## START SOURCE RECORDS
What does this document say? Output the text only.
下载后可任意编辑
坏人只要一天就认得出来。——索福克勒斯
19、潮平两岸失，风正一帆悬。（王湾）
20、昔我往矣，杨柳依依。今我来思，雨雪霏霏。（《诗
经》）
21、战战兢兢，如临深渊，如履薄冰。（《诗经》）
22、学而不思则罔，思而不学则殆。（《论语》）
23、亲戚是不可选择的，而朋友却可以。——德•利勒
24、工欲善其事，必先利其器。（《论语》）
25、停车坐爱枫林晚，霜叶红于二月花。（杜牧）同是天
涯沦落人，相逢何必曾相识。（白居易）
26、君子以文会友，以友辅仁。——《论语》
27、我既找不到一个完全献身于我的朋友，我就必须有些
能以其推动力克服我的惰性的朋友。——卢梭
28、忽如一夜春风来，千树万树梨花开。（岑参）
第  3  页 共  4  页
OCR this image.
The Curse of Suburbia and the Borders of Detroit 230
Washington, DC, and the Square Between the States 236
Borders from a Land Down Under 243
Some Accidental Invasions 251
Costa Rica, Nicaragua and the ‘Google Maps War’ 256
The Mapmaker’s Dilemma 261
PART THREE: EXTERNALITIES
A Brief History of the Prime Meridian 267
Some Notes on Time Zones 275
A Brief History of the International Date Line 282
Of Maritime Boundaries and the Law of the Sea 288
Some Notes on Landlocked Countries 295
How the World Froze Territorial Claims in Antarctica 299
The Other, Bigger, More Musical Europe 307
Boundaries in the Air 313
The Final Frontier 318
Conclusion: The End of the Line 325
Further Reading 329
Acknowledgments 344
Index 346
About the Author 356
## END SOURCE RECORDS
[PROMPT]
State the number of lines above that hold the string "Notes", with nothing added.

[RESPONSE TO THE TASK]
2